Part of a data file
-.-.-
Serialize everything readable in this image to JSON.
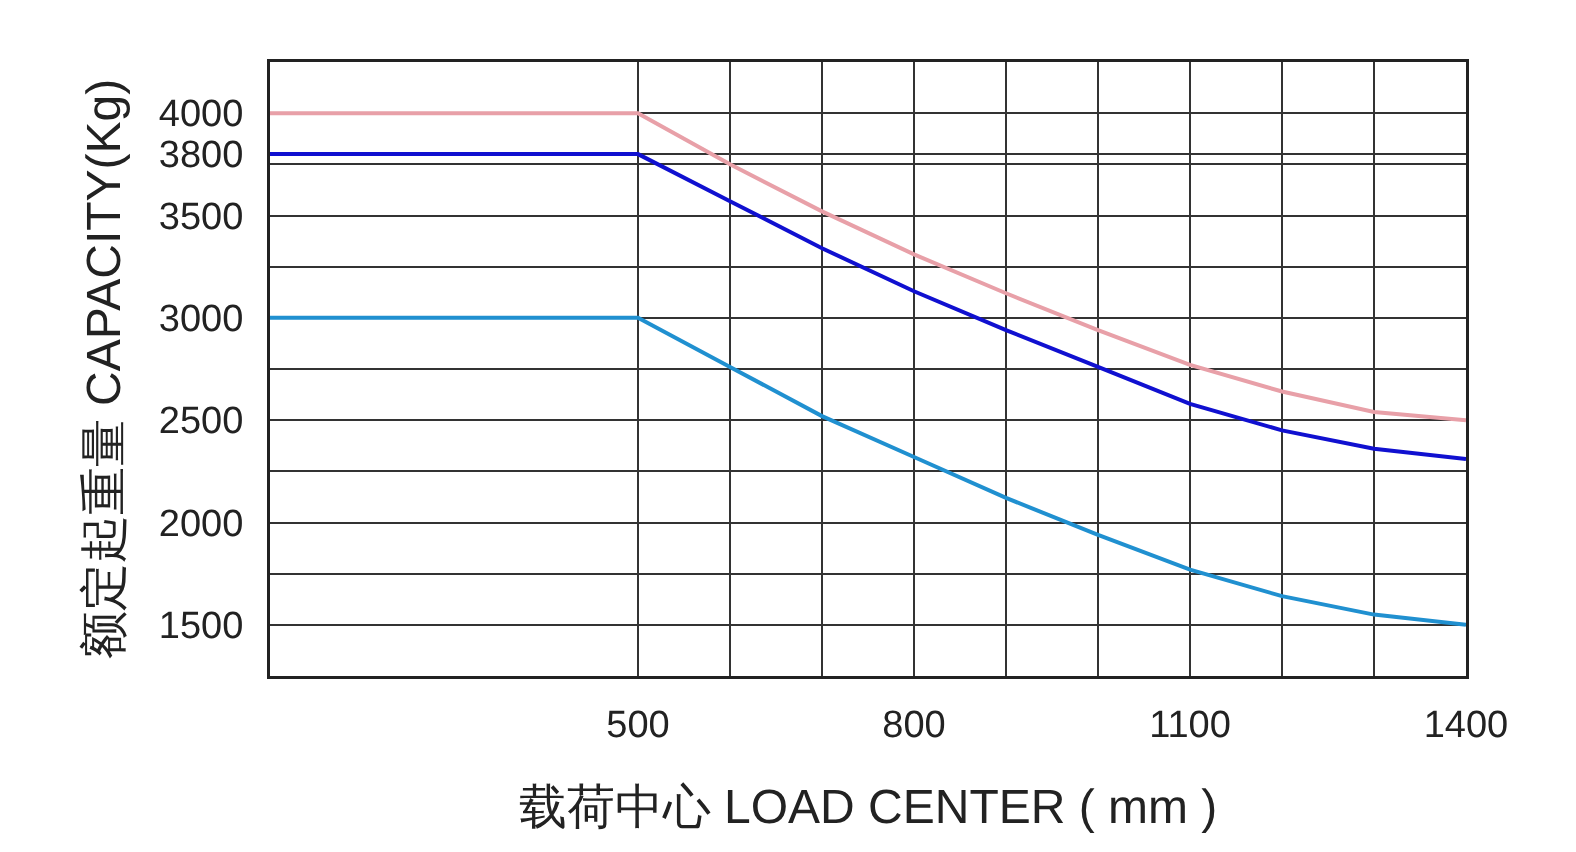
{
  "chart_data": {
    "type": "line",
    "xlabel": "载荷中心 LOAD CENTER ( mm )",
    "ylabel": "额定起重量 CAPACITY(Kg)",
    "x": [
      100,
      500,
      600,
      700,
      800,
      900,
      1000,
      1100,
      1200,
      1300,
      1400
    ],
    "series": [
      {
        "color": "#e8a0a8",
        "values": [
          4000,
          4000,
          3750,
          3520,
          3310,
          3120,
          2940,
          2770,
          2640,
          2540,
          2500
        ]
      },
      {
        "color": "#1010d0",
        "values": [
          3800,
          3800,
          3570,
          3340,
          3130,
          2940,
          2760,
          2580,
          2450,
          2360,
          2310
        ]
      },
      {
        "color": "#2090d0",
        "values": [
          3000,
          3000,
          2760,
          2520,
          2320,
          2120,
          1940,
          1770,
          1640,
          1550,
          1500
        ]
      }
    ],
    "xlim": [
      100,
      1400
    ],
    "ylim": [
      1250,
      4250
    ],
    "xticks": [
      500,
      {
        "value": 600,
        "label": null
      },
      {
        "value": 700,
        "label": null
      },
      800,
      {
        "value": 900,
        "label": null
      },
      {
        "value": 1000,
        "label": null
      },
      1100,
      {
        "value": 1200,
        "label": null
      },
      {
        "value": 1300,
        "label": null
      },
      1400
    ],
    "yticks": [
      1500,
      {
        "value": 1750,
        "label": null
      },
      2000,
      {
        "value": 2250,
        "label": null
      },
      2500,
      {
        "value": 2750,
        "label": null
      },
      3000,
      {
        "value": 3250,
        "label": null
      },
      3500,
      {
        "value": 3750,
        "label": null
      },
      3800,
      4000
    ],
    "grid": true,
    "marker": "none",
    "line_style": "solid"
  }
}
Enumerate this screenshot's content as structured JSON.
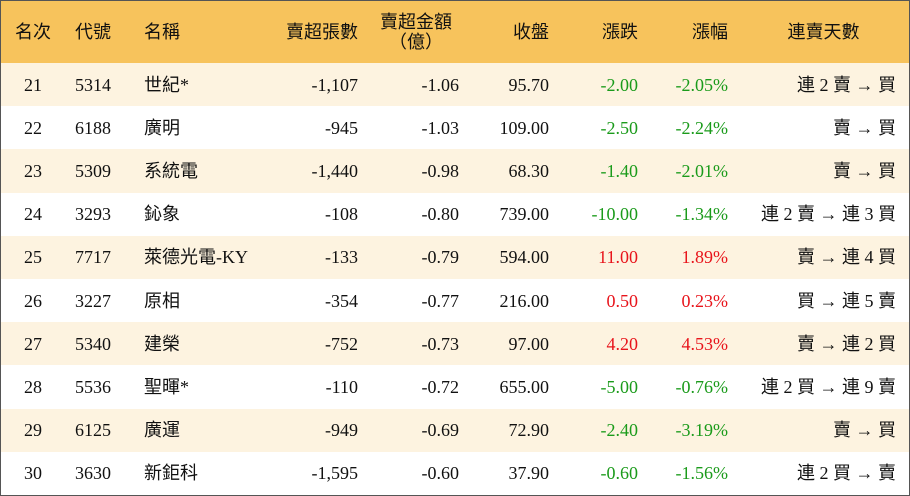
-.-.-
## REQUEST
Write out every line above exactly as it is, leaving out the pictures.

## ANSWER BELOW
Serialize everything readable in this image to JSON.
{
  "chart_data": {
    "type": "line",
    "xlabel": "载荷中心 LOAD CENTER ( mm )",
    "ylabel": "额定起重量 CAPACITY(Kg)",
    "x": [
      100,
      500,
      600,
      700,
      800,
      900,
      1000,
      1100,
      1200,
      1300,
      1400
    ],
    "series": [
      {
        "color": "#e8a0a8",
        "values": [
          4000,
          4000,
          3750,
          3520,
          3310,
          3120,
          2940,
          2770,
          2640,
          2540,
          2500
        ]
      },
      {
        "color": "#1010d0",
        "values": [
          3800,
          3800,
          3570,
          3340,
          3130,
          2940,
          2760,
          2580,
          2450,
          2360,
          2310
        ]
      },
      {
        "color": "#2090d0",
        "values": [
          3000,
          3000,
          2760,
          2520,
          2320,
          2120,
          1940,
          1770,
          1640,
          1550,
          1500
        ]
      }
    ],
    "xlim": [
      100,
      1400
    ],
    "ylim": [
      1250,
      4250
    ],
    "xticks": [
      500,
      {
        "value": 600,
        "label": null
      },
      {
        "value": 700,
        "label": null
      },
      800,
      {
        "value": 900,
        "label": null
      },
      {
        "value": 1000,
        "label": null
      },
      1100,
      {
        "value": 1200,
        "label": null
      },
      {
        "value": 1300,
        "label": null
      },
      1400
    ],
    "yticks": [
      1500,
      {
        "value": 1750,
        "label": null
      },
      2000,
      {
        "value": 2250,
        "label": null
      },
      2500,
      {
        "value": 2750,
        "label": null
      },
      3000,
      {
        "value": 3250,
        "label": null
      },
      3500,
      {
        "value": 3750,
        "label": null
      },
      3800,
      4000
    ],
    "grid": true,
    "marker": "none",
    "line_style": "solid"
  }
}
Enumerate this screenshot's content as structured JSON.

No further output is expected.